**Problem description:** Locate the word "From" in the data below, then copy every line that holds it.

[Extracted data entries]
-- -- --
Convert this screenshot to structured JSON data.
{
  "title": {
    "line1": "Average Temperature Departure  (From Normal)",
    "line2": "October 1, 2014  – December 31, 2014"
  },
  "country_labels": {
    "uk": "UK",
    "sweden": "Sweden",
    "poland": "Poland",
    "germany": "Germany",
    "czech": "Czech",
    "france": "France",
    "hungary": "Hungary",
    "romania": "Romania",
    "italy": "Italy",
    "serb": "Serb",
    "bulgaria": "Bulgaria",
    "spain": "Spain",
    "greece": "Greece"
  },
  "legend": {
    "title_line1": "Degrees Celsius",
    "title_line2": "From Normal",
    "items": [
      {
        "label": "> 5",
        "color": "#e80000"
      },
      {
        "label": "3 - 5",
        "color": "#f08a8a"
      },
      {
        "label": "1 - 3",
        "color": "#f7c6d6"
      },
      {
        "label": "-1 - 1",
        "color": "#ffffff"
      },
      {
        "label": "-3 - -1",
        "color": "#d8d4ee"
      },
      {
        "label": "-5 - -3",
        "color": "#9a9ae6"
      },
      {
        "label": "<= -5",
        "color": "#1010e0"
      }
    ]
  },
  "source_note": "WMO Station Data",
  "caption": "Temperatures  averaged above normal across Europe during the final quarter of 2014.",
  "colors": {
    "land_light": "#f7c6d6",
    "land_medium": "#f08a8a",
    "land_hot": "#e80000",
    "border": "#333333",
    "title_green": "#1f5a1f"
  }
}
-- -- --
**Task answer:**
    "line1": "Average Temperature Departure  (From Normal)",
    "title_line2": "From Normal",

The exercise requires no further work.